- [Written instruction]: Copy all entries without alteration and skip the pictures they hold.

[START OF Rows]

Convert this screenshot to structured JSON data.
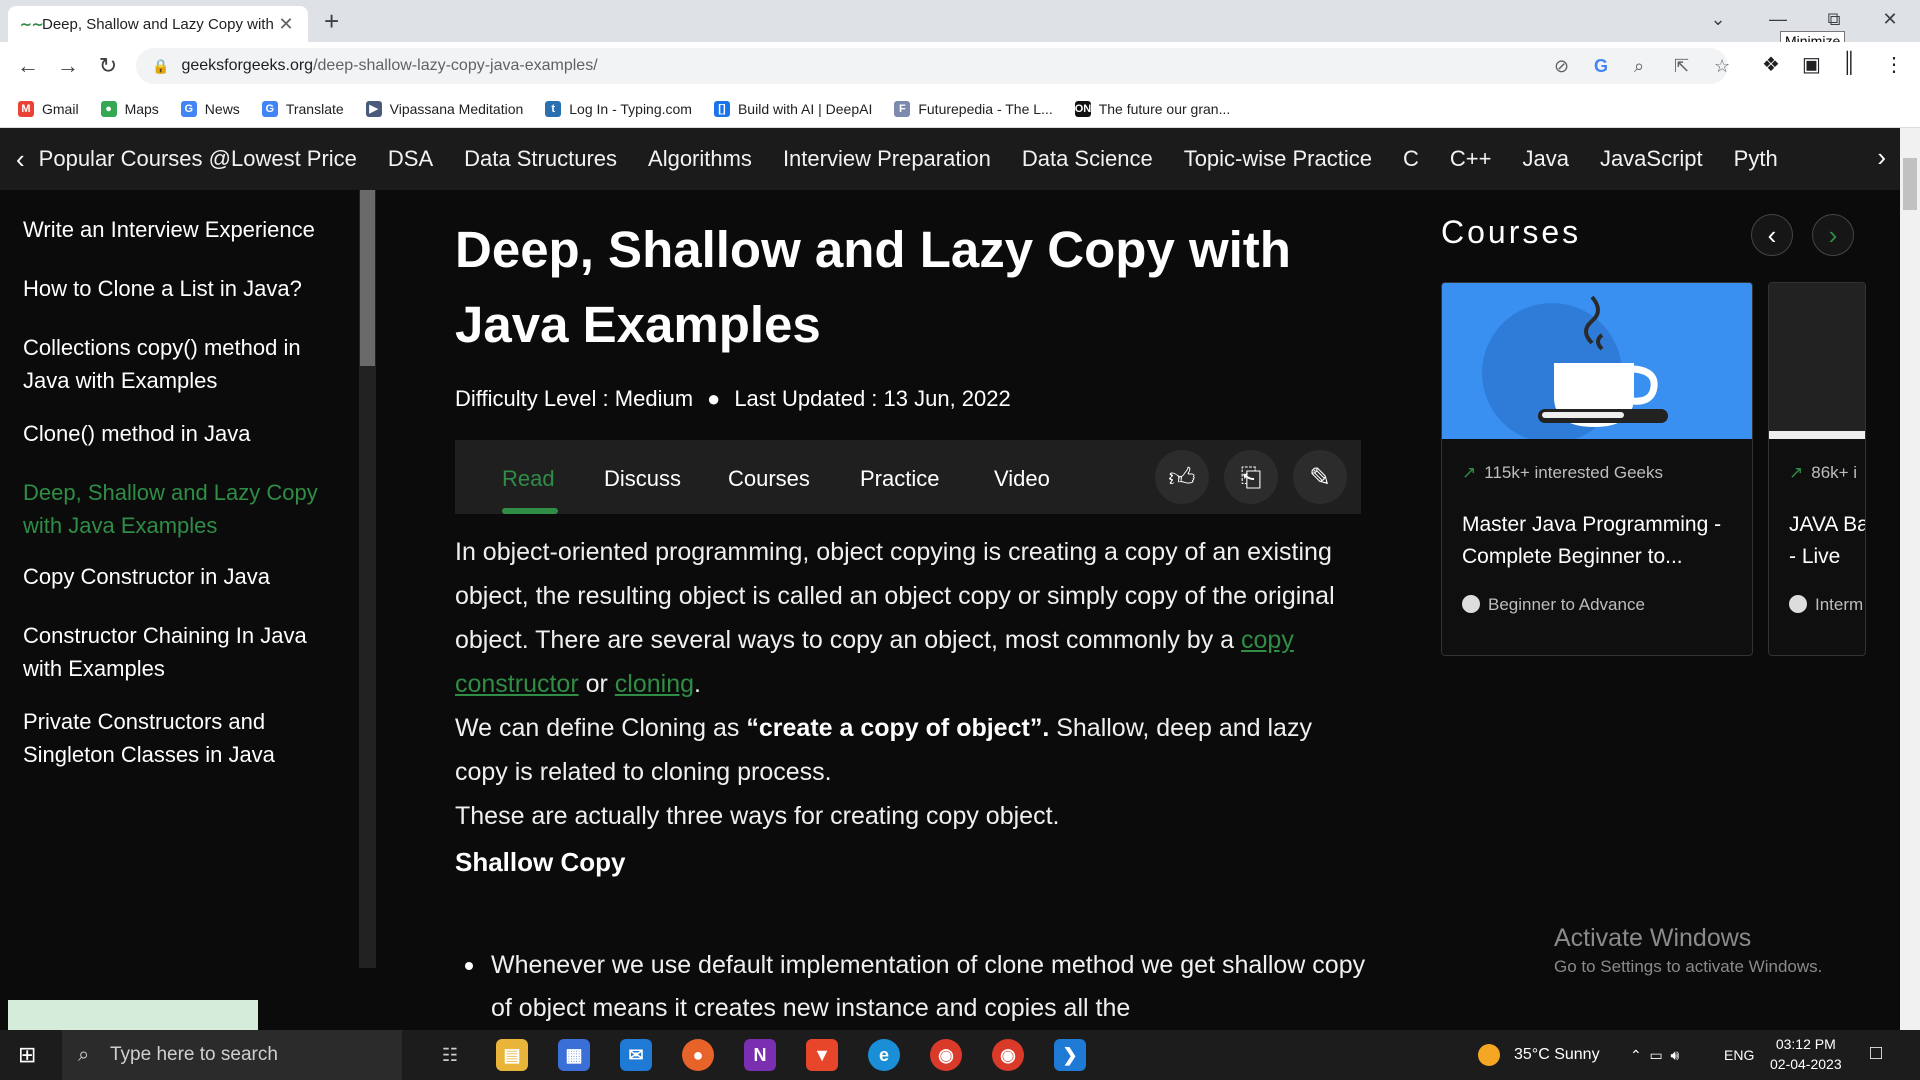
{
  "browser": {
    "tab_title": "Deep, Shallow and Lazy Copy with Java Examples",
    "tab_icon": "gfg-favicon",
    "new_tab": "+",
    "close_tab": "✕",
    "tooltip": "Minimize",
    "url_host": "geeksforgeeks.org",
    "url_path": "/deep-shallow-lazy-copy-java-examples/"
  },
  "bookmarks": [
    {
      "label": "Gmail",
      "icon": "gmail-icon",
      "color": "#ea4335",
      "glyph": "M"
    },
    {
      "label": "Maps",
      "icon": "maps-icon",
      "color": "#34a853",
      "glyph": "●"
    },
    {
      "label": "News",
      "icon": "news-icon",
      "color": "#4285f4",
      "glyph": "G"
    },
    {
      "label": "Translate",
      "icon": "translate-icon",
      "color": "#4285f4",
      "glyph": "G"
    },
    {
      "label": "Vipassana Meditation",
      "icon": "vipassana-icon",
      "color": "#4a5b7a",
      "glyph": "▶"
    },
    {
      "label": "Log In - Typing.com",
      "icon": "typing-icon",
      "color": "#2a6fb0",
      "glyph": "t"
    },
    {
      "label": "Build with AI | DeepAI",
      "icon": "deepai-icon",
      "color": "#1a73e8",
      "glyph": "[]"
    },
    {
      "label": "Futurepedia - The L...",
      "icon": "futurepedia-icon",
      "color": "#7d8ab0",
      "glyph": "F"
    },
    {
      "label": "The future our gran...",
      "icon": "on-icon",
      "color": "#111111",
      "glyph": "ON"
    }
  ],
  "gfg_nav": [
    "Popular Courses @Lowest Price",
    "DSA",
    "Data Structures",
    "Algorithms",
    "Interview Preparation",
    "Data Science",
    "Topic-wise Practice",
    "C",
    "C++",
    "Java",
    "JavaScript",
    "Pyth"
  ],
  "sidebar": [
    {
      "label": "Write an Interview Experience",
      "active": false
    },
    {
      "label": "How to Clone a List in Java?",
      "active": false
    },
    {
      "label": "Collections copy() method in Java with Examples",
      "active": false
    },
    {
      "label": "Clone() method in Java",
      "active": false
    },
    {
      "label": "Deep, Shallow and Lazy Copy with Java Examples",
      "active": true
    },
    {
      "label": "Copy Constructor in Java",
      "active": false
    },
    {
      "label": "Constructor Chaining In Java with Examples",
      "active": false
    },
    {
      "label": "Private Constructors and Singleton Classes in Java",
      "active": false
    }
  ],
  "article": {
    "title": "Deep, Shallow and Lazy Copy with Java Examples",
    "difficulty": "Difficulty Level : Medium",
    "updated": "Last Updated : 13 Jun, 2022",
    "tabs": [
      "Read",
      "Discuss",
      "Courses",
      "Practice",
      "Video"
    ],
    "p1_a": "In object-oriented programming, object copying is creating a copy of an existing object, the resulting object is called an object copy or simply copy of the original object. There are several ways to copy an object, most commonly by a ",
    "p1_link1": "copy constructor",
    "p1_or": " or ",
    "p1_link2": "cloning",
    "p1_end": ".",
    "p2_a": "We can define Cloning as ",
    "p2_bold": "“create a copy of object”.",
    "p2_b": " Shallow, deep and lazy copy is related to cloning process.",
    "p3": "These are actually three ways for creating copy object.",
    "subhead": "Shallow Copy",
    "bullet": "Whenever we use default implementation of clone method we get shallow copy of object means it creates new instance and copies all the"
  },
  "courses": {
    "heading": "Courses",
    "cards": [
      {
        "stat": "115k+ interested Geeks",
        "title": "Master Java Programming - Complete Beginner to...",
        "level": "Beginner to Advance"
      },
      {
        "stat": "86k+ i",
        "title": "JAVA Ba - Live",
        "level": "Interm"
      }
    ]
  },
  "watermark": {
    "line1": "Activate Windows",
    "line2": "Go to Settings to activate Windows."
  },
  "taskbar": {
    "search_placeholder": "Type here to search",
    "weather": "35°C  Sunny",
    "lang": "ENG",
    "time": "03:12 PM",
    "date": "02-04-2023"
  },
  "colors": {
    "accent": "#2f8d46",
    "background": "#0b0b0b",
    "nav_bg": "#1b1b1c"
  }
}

[END OF Rows]

- [The result]:
Convert this screenshot to structured JSON data.
{
  "browser": {
    "tab_title": "Deep, Shallow and Lazy Copy with Java Examples",
    "tab_icon": "gfg-favicon",
    "new_tab": "+",
    "close_tab": "✕",
    "tooltip": "Minimize",
    "url_host": "geeksforgeeks.org",
    "url_path": "/deep-shallow-lazy-copy-java-examples/"
  },
  "bookmarks": [
    {
      "label": "Gmail",
      "icon": "gmail-icon",
      "color": "#ea4335",
      "glyph": "M"
    },
    {
      "label": "Maps",
      "icon": "maps-icon",
      "color": "#34a853",
      "glyph": "●"
    },
    {
      "label": "News",
      "icon": "news-icon",
      "color": "#4285f4",
      "glyph": "G"
    },
    {
      "label": "Translate",
      "icon": "translate-icon",
      "color": "#4285f4",
      "glyph": "G"
    },
    {
      "label": "Vipassana Meditation",
      "icon": "vipassana-icon",
      "color": "#4a5b7a",
      "glyph": "▶"
    },
    {
      "label": "Log In - Typing.com",
      "icon": "typing-icon",
      "color": "#2a6fb0",
      "glyph": "t"
    },
    {
      "label": "Build with AI | DeepAI",
      "icon": "deepai-icon",
      "color": "#1a73e8",
      "glyph": "[]"
    },
    {
      "label": "Futurepedia - The L...",
      "icon": "futurepedia-icon",
      "color": "#7d8ab0",
      "glyph": "F"
    },
    {
      "label": "The future our gran...",
      "icon": "on-icon",
      "color": "#111111",
      "glyph": "ON"
    }
  ],
  "gfg_nav": [
    "Popular Courses @Lowest Price",
    "DSA",
    "Data Structures",
    "Algorithms",
    "Interview Preparation",
    "Data Science",
    "Topic-wise Practice",
    "C",
    "C++",
    "Java",
    "JavaScript",
    "Pyth"
  ],
  "sidebar": [
    {
      "label": "Write an Interview Experience",
      "active": false
    },
    {
      "label": "How to Clone a List in Java?",
      "active": false
    },
    {
      "label": "Collections copy() method in Java with Examples",
      "active": false
    },
    {
      "label": "Clone() method in Java",
      "active": false
    },
    {
      "label": "Deep, Shallow and Lazy Copy with Java Examples",
      "active": true
    },
    {
      "label": "Copy Constructor in Java",
      "active": false
    },
    {
      "label": "Constructor Chaining In Java with Examples",
      "active": false
    },
    {
      "label": "Private Constructors and Singleton Classes in Java",
      "active": false
    }
  ],
  "article": {
    "title": "Deep, Shallow and Lazy Copy with Java Examples",
    "difficulty": "Difficulty Level : Medium",
    "updated": "Last Updated : 13 Jun, 2022",
    "tabs": [
      "Read",
      "Discuss",
      "Courses",
      "Practice",
      "Video"
    ],
    "p1_a": "In object-oriented programming, object copying is creating a copy of an existing object, the resulting object is called an object copy or simply copy of the original object. There are several ways to copy an object, most commonly by a ",
    "p1_link1": "copy constructor",
    "p1_or": " or ",
    "p1_link2": "cloning",
    "p1_end": ".",
    "p2_a": "We can define Cloning as ",
    "p2_bold": "“create a copy of object”.",
    "p2_b": " Shallow, deep and lazy copy is related to cloning process.",
    "p3": "These are actually three ways for creating copy object.",
    "subhead": "Shallow Copy",
    "bullet": "Whenever we use default implementation of clone method we get shallow copy of object means it creates new instance and copies all the"
  },
  "courses": {
    "heading": "Courses",
    "cards": [
      {
        "stat": "115k+ interested Geeks",
        "title": "Master Java Programming - Complete Beginner to...",
        "level": "Beginner to Advance"
      },
      {
        "stat": "86k+ i",
        "title": "JAVA Ba - Live",
        "level": "Interm"
      }
    ]
  },
  "watermark": {
    "line1": "Activate Windows",
    "line2": "Go to Settings to activate Windows."
  },
  "taskbar": {
    "search_placeholder": "Type here to search",
    "weather": "35°C  Sunny",
    "lang": "ENG",
    "time": "03:12 PM",
    "date": "02-04-2023"
  },
  "colors": {
    "accent": "#2f8d46",
    "background": "#0b0b0b",
    "nav_bg": "#1b1b1c"
  }
}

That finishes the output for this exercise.